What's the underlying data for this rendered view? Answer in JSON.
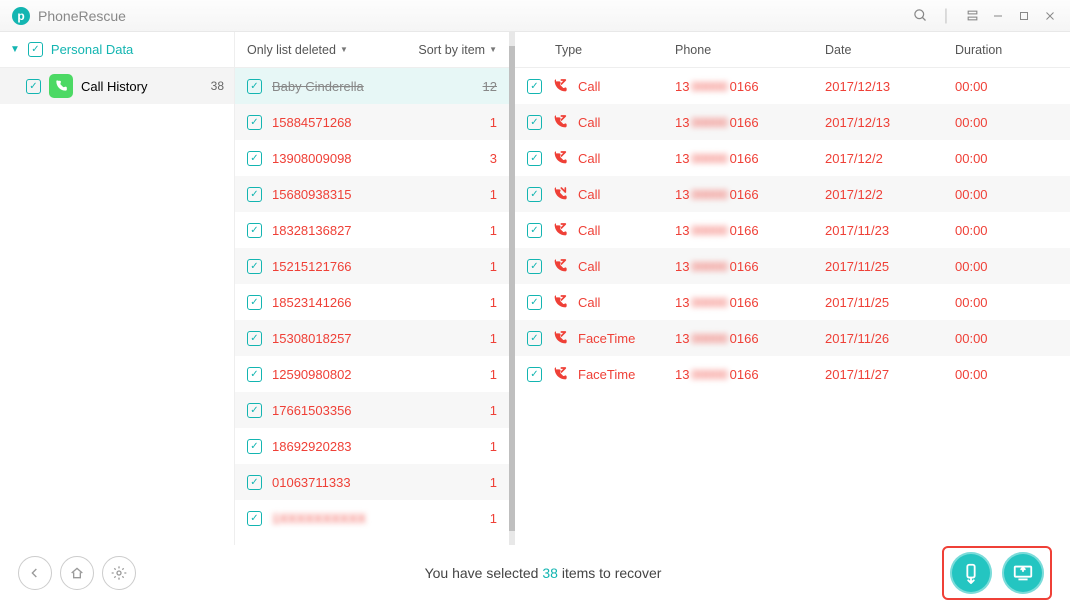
{
  "app_title": "PhoneRescue",
  "sidebar": {
    "personal_label": "Personal Data",
    "category_label": "Call History",
    "category_count": "38"
  },
  "mid": {
    "filter_label": "Only list deleted",
    "sort_label": "Sort by item",
    "rows": [
      {
        "name": "Baby Cinderella",
        "count": "12",
        "sel": true
      },
      {
        "name": "15884571268",
        "count": "1"
      },
      {
        "name": "13908009098",
        "count": "3"
      },
      {
        "name": "15680938315",
        "count": "1"
      },
      {
        "name": "18328136827",
        "count": "1"
      },
      {
        "name": "15215121766",
        "count": "1"
      },
      {
        "name": "18523141266",
        "count": "1"
      },
      {
        "name": "15308018257",
        "count": "1"
      },
      {
        "name": "12590980802",
        "count": "1"
      },
      {
        "name": "17661503356",
        "count": "1"
      },
      {
        "name": "18692920283",
        "count": "1"
      },
      {
        "name": "01063711333",
        "count": "1"
      },
      {
        "name": "1XXXXXXXXXX",
        "count": "1",
        "blur": true
      }
    ]
  },
  "main": {
    "headers": {
      "type": "Type",
      "phone": "Phone",
      "date": "Date",
      "duration": "Duration"
    },
    "rows": [
      {
        "type": "Call",
        "icon": "out",
        "pre": "13",
        "suf": "0166",
        "date": "2017/12/13",
        "dur": "00:00"
      },
      {
        "type": "Call",
        "icon": "out",
        "pre": "13",
        "suf": "0166",
        "date": "2017/12/13",
        "dur": "00:00"
      },
      {
        "type": "Call",
        "icon": "out",
        "pre": "13",
        "suf": "0166",
        "date": "2017/12/2",
        "dur": "00:00"
      },
      {
        "type": "Call",
        "icon": "missed",
        "pre": "13",
        "suf": "0166",
        "date": "2017/12/2",
        "dur": "00:00"
      },
      {
        "type": "Call",
        "icon": "out",
        "pre": "13",
        "suf": "0166",
        "date": "2017/11/23",
        "dur": "00:00"
      },
      {
        "type": "Call",
        "icon": "out",
        "pre": "13",
        "suf": "0166",
        "date": "2017/11/25",
        "dur": "00:00"
      },
      {
        "type": "Call",
        "icon": "out",
        "pre": "13",
        "suf": "0166",
        "date": "2017/11/25",
        "dur": "00:00"
      },
      {
        "type": "FaceTime",
        "icon": "out",
        "pre": "13",
        "suf": "0166",
        "date": "2017/11/26",
        "dur": "00:00"
      },
      {
        "type": "FaceTime",
        "icon": "out",
        "pre": "13",
        "suf": "0166",
        "date": "2017/11/27",
        "dur": "00:00"
      }
    ]
  },
  "footer": {
    "pre": "You have selected ",
    "count": "38",
    "post": " items to recover"
  }
}
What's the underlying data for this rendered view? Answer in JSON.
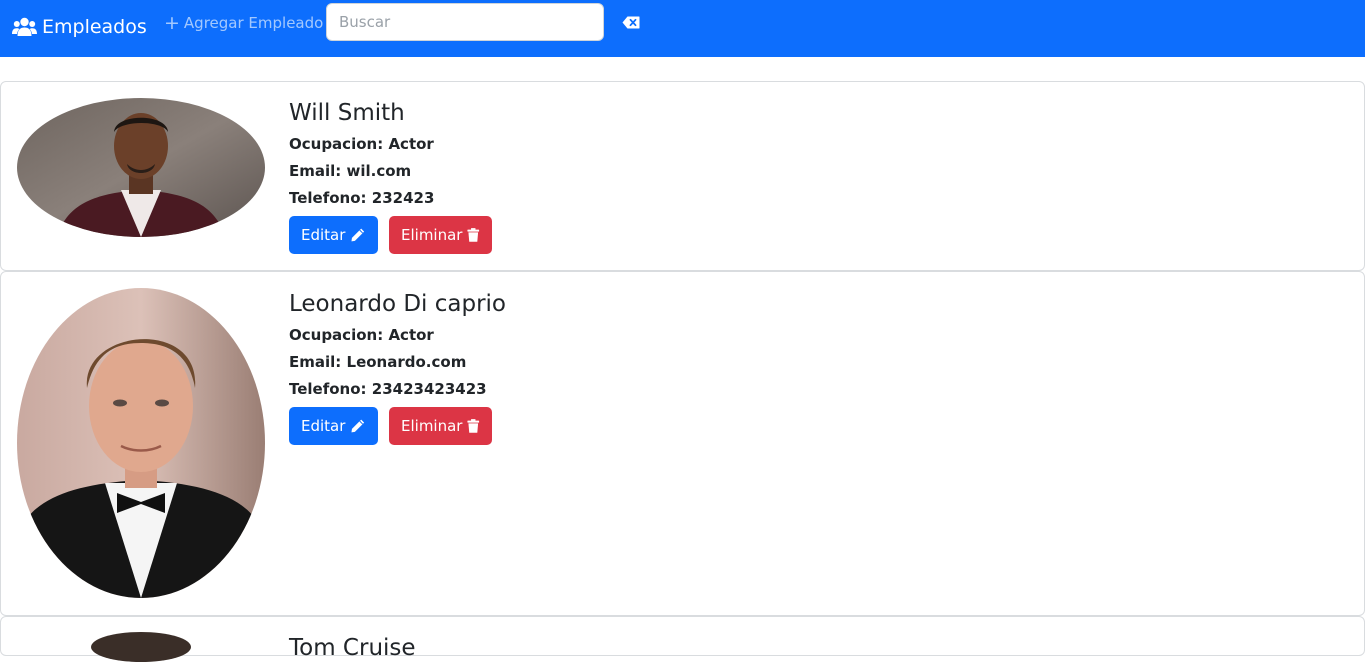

→ Requirements: Search the data above for the string "date" and copy each line that has it.

→ Response:
      "date": "Date",
        "date": "2017/12/13",
        "date": "2017/12/13",
        "date": "2017/12/2",
        "date": "2017/12/2",
        "date": "2017/11/23",
        "date": "2017/11/25",
        "date": "2017/11/25",
        "date": "2017/11/26",
        "date": "2017/11/27",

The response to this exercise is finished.